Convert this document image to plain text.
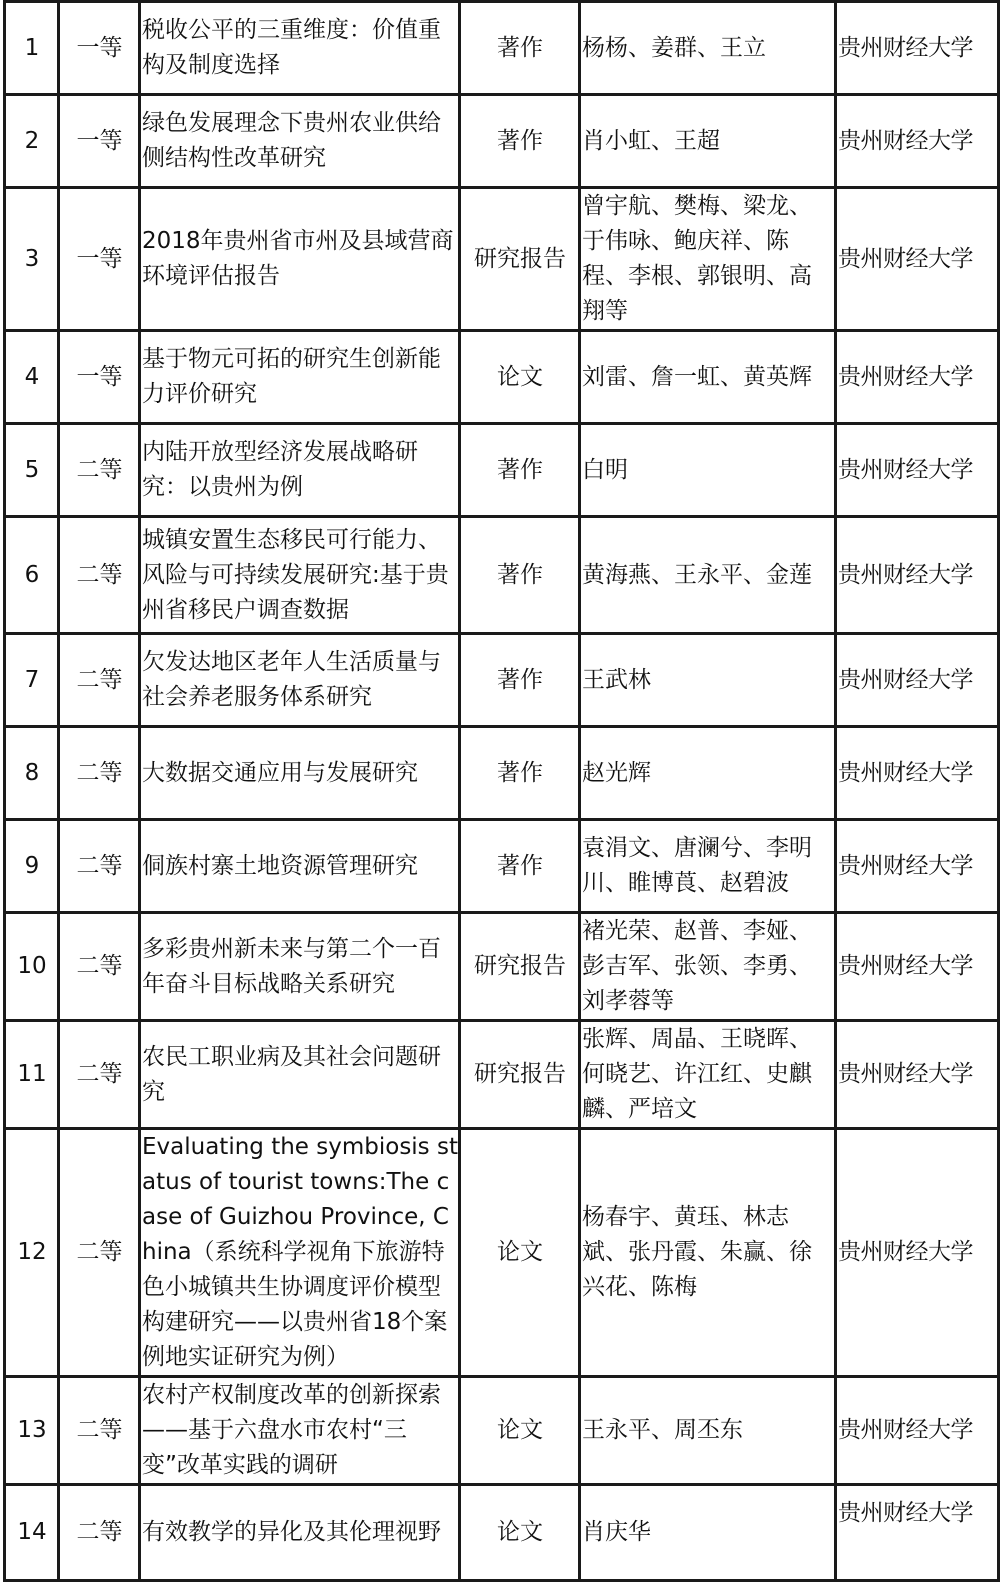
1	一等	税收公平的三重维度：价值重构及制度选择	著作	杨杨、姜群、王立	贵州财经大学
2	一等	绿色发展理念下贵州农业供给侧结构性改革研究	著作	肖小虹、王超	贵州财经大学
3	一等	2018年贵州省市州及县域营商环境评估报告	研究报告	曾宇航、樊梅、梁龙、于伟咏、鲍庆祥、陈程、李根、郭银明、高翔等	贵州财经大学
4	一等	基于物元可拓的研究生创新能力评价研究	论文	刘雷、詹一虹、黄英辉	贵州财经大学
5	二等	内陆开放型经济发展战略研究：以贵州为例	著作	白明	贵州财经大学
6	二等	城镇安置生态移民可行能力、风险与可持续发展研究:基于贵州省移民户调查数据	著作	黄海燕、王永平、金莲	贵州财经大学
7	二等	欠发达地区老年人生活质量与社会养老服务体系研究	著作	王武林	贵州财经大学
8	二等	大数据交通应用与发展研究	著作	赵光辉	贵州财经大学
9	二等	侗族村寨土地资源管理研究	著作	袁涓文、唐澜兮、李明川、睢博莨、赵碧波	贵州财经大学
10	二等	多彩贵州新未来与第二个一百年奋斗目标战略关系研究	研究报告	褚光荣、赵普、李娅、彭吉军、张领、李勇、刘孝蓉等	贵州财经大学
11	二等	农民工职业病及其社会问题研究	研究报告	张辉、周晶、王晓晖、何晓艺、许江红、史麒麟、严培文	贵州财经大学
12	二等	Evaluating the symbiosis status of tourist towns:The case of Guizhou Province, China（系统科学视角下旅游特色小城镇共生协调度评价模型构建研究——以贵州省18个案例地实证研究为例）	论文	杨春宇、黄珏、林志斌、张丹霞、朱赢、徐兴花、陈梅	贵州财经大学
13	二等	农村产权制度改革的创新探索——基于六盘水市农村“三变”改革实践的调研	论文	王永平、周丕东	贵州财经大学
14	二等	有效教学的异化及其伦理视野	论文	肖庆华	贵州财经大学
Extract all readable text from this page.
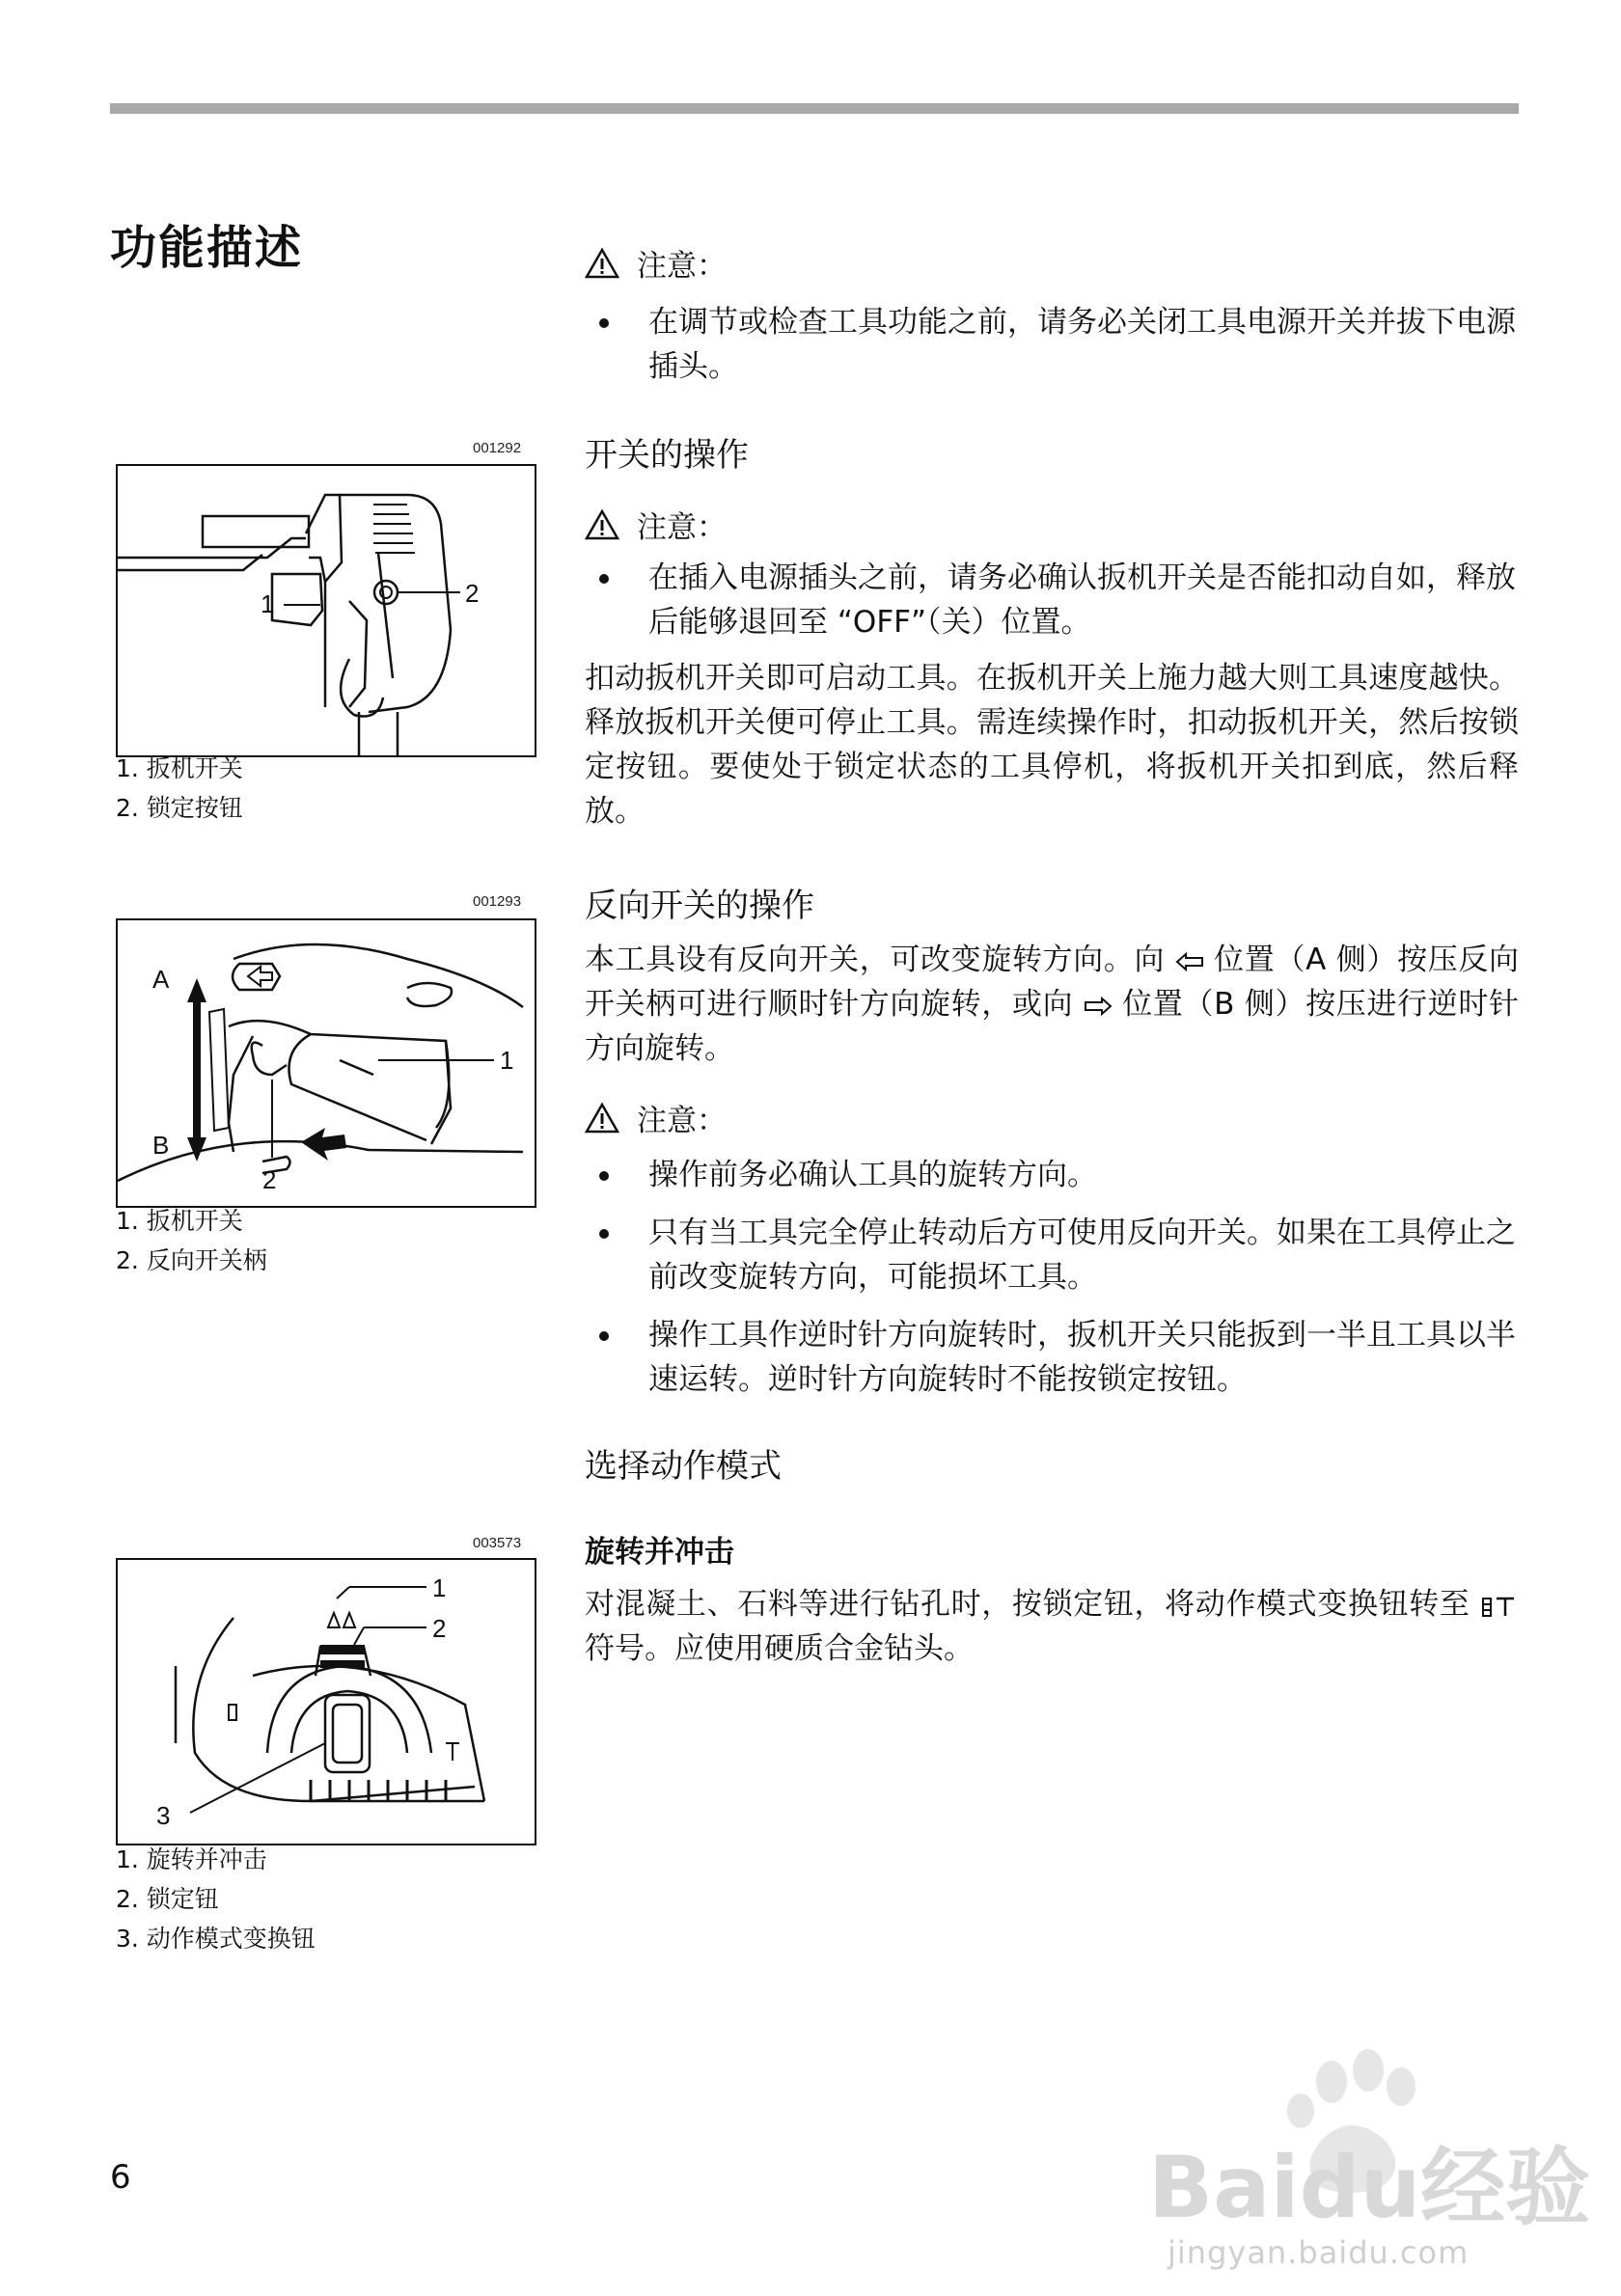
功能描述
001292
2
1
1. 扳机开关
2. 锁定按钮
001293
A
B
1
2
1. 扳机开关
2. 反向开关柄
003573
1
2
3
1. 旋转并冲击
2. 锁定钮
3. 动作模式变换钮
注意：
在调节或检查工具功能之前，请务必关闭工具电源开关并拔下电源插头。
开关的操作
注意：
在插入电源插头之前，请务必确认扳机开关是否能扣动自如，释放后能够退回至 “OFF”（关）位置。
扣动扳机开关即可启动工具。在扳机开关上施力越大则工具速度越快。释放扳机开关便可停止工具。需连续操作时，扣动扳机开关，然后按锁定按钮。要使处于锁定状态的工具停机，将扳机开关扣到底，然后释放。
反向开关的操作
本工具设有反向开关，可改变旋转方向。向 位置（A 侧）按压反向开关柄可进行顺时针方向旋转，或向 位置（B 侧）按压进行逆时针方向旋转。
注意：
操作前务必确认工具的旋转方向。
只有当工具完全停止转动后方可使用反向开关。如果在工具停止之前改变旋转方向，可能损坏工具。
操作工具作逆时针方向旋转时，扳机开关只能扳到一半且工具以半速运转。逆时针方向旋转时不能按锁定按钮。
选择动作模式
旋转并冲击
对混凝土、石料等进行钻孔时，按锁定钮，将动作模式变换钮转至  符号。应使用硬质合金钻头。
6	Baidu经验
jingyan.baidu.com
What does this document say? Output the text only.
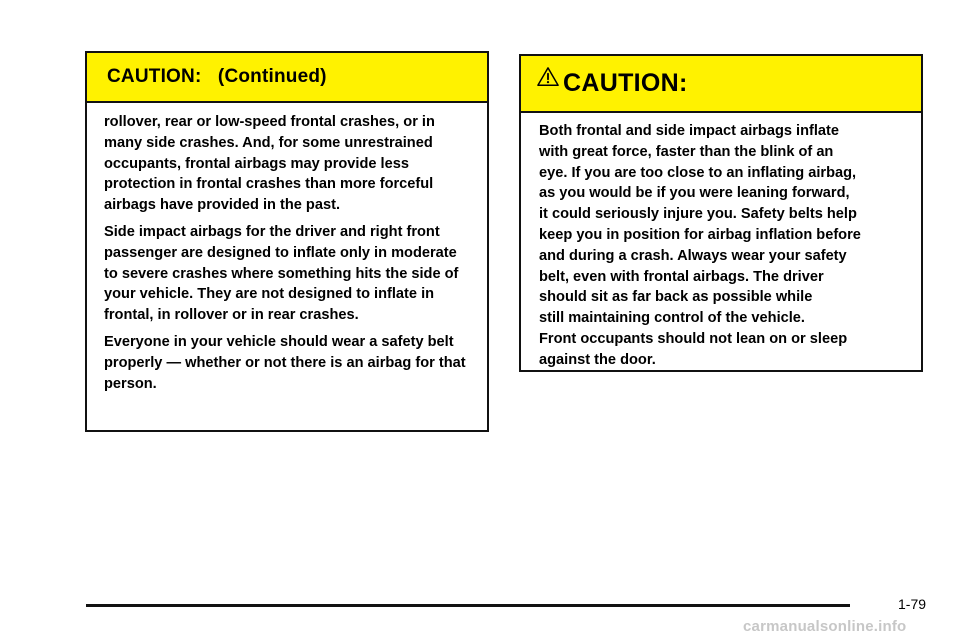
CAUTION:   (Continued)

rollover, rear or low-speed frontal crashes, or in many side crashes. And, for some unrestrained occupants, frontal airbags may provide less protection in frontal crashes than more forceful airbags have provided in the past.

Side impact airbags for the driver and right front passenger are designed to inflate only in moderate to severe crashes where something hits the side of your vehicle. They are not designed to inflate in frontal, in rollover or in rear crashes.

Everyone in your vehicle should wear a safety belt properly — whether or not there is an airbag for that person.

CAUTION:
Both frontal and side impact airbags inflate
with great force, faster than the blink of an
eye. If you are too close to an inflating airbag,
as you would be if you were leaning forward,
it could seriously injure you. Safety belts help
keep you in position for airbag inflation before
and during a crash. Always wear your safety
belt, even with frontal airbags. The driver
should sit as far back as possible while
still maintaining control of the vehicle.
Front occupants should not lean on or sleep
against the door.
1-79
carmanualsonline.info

------------

## [Task instructions]
Within the entries above, report how many lines include "should", and keep the answer to the number.

## [The response]
3